§ WRITTEN TASK
Below are the records; pull every line that includes "text".

[Data excerpts]
┌──
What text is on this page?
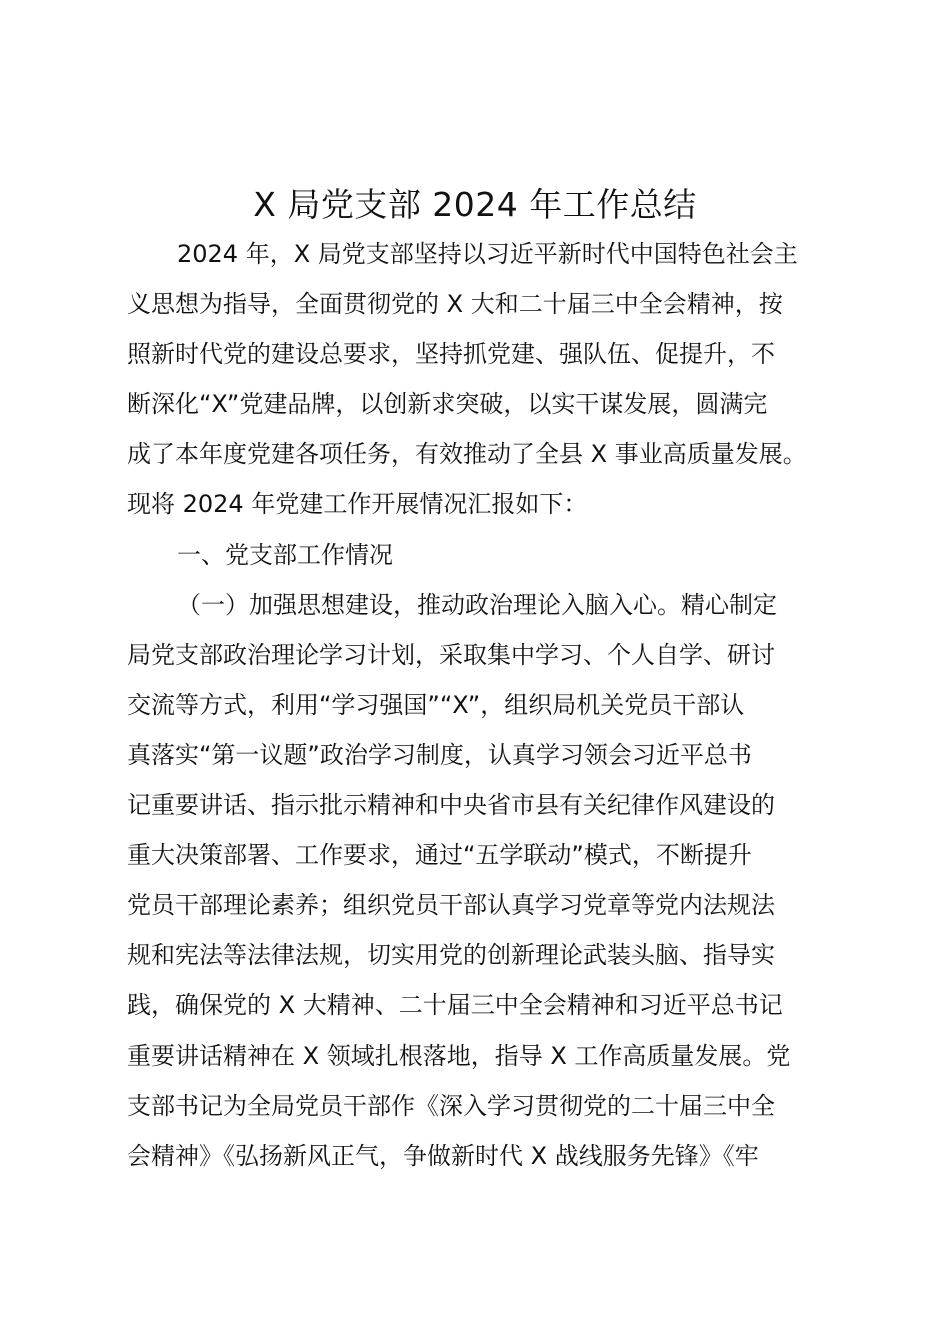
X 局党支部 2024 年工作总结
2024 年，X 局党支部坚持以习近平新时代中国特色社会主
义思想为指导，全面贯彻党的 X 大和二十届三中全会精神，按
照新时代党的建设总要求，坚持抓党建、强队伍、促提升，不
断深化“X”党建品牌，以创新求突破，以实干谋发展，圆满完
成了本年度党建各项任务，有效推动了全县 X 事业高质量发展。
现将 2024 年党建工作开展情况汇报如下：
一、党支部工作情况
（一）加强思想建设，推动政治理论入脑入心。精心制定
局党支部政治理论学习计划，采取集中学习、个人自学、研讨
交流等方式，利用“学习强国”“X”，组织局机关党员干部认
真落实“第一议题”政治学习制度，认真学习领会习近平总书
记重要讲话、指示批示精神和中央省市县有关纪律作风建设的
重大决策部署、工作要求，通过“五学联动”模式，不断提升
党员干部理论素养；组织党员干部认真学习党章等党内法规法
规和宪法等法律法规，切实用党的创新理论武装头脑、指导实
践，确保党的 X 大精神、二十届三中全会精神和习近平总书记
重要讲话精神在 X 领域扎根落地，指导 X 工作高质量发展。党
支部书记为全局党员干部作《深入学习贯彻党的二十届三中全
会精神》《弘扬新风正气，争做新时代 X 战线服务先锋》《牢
└──
┌──
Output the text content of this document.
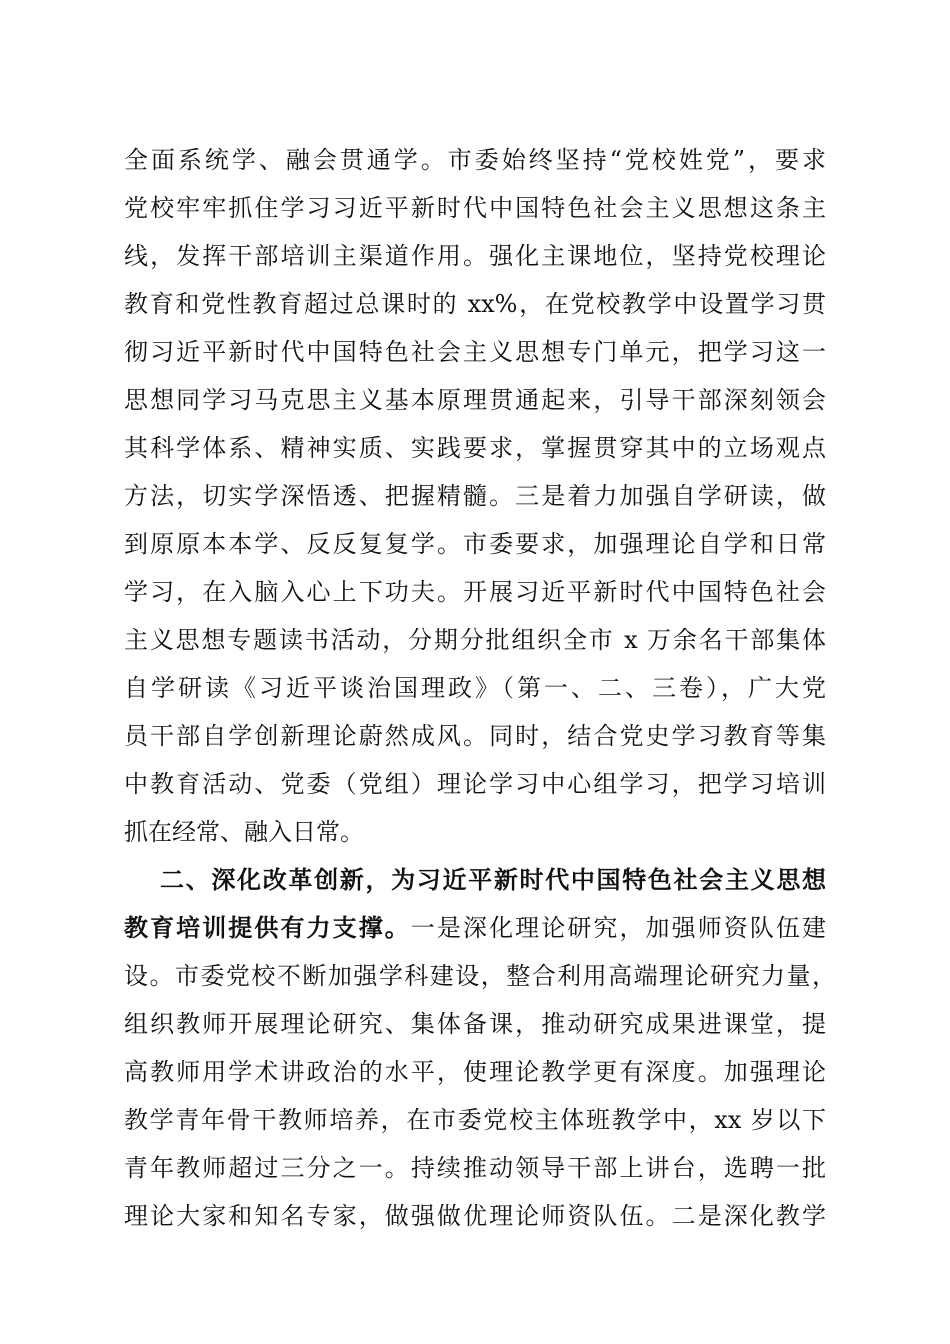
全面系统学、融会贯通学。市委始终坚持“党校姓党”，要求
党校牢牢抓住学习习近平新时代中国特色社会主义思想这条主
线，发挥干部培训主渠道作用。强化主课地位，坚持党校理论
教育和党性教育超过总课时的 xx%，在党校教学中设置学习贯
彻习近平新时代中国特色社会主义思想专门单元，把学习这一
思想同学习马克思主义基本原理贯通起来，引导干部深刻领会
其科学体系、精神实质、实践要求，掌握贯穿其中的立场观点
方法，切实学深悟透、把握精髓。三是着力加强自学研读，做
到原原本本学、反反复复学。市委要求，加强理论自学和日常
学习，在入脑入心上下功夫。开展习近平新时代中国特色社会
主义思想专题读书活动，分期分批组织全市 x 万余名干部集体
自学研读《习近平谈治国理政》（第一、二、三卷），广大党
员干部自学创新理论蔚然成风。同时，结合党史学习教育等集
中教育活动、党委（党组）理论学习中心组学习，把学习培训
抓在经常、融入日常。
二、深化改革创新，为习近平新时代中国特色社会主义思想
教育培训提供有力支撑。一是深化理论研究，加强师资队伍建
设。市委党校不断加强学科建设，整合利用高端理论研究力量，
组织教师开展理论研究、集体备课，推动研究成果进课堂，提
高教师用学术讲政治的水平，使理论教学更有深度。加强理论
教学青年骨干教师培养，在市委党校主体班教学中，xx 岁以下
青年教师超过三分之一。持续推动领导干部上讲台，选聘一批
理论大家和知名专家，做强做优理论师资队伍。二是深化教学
└──
§ IN RESPONSE
What text is on this page?
Output the text content of this document.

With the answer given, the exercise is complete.